Data for this task
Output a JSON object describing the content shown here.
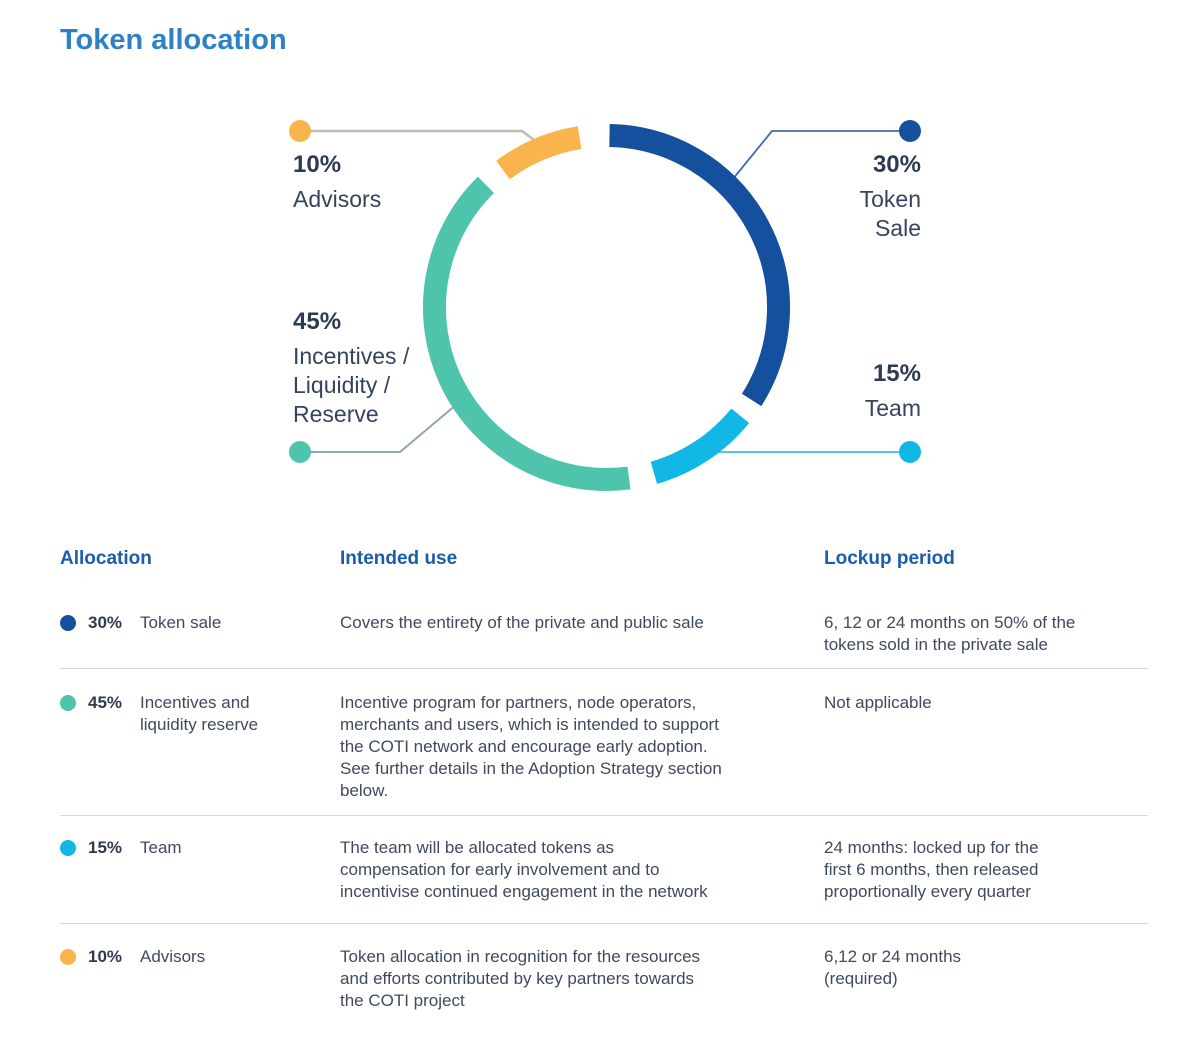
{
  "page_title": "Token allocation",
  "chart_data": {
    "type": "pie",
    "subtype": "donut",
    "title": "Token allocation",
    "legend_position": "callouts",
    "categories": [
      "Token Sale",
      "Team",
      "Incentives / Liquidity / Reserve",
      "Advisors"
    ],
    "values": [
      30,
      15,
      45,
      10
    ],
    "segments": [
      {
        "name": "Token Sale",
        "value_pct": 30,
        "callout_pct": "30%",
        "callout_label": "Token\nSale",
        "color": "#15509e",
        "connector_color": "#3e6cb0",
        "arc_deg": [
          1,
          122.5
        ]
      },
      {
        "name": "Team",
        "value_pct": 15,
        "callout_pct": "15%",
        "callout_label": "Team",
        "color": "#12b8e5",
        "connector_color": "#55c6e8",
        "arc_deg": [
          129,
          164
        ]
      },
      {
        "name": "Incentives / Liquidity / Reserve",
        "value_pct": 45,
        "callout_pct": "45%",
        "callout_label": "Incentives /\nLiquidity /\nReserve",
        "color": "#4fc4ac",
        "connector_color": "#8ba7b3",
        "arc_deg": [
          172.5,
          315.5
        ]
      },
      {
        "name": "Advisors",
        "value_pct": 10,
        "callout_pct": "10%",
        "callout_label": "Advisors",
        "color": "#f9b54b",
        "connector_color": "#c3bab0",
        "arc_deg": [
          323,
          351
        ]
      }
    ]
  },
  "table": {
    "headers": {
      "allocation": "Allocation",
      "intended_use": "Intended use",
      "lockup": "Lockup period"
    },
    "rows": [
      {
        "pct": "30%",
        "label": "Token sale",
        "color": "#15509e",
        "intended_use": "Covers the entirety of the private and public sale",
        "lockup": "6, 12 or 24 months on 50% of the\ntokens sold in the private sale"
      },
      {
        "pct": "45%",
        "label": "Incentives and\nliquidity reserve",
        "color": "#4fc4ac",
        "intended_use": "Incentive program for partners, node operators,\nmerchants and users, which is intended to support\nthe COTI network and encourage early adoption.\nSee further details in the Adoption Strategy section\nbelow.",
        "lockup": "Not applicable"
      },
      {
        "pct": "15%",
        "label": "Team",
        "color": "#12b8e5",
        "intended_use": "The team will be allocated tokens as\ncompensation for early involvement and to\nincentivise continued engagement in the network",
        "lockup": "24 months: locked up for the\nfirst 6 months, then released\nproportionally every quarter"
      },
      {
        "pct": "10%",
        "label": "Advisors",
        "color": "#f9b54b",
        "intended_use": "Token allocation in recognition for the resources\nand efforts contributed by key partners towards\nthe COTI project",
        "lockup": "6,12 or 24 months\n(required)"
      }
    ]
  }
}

Written exercise
What comes back should match the records exactly, minus any pictures.

Solution below
Output a JSON object describing the content shown here.
{
  "page_title": "Token allocation",
  "chart_data": {
    "type": "pie",
    "subtype": "donut",
    "title": "Token allocation",
    "legend_position": "callouts",
    "categories": [
      "Token Sale",
      "Team",
      "Incentives / Liquidity / Reserve",
      "Advisors"
    ],
    "values": [
      30,
      15,
      45,
      10
    ],
    "segments": [
      {
        "name": "Token Sale",
        "value_pct": 30,
        "callout_pct": "30%",
        "callout_label": "Token\nSale",
        "color": "#15509e",
        "connector_color": "#3e6cb0",
        "arc_deg": [
          1,
          122.5
        ]
      },
      {
        "name": "Team",
        "value_pct": 15,
        "callout_pct": "15%",
        "callout_label": "Team",
        "color": "#12b8e5",
        "connector_color": "#55c6e8",
        "arc_deg": [
          129,
          164
        ]
      },
      {
        "name": "Incentives / Liquidity / Reserve",
        "value_pct": 45,
        "callout_pct": "45%",
        "callout_label": "Incentives /\nLiquidity /\nReserve",
        "color": "#4fc4ac",
        "connector_color": "#8ba7b3",
        "arc_deg": [
          172.5,
          315.5
        ]
      },
      {
        "name": "Advisors",
        "value_pct": 10,
        "callout_pct": "10%",
        "callout_label": "Advisors",
        "color": "#f9b54b",
        "connector_color": "#c3bab0",
        "arc_deg": [
          323,
          351
        ]
      }
    ]
  },
  "table": {
    "headers": {
      "allocation": "Allocation",
      "intended_use": "Intended use",
      "lockup": "Lockup period"
    },
    "rows": [
      {
        "pct": "30%",
        "label": "Token sale",
        "color": "#15509e",
        "intended_use": "Covers the entirety of the private and public sale",
        "lockup": "6, 12 or 24 months on 50% of the\ntokens sold in the private sale"
      },
      {
        "pct": "45%",
        "label": "Incentives and\nliquidity reserve",
        "color": "#4fc4ac",
        "intended_use": "Incentive program for partners, node operators,\nmerchants and users, which is intended to support\nthe COTI network and encourage early adoption.\nSee further details in the Adoption Strategy section\nbelow.",
        "lockup": "Not applicable"
      },
      {
        "pct": "15%",
        "label": "Team",
        "color": "#12b8e5",
        "intended_use": "The team will be allocated tokens as\ncompensation for early involvement and to\nincentivise continued engagement in the network",
        "lockup": "24 months: locked up for the\nfirst 6 months, then released\nproportionally every quarter"
      },
      {
        "pct": "10%",
        "label": "Advisors",
        "color": "#f9b54b",
        "intended_use": "Token allocation in recognition for the resources\nand efforts contributed by key partners towards\nthe COTI project",
        "lockup": "6,12 or 24 months\n(required)"
      }
    ]
  }
}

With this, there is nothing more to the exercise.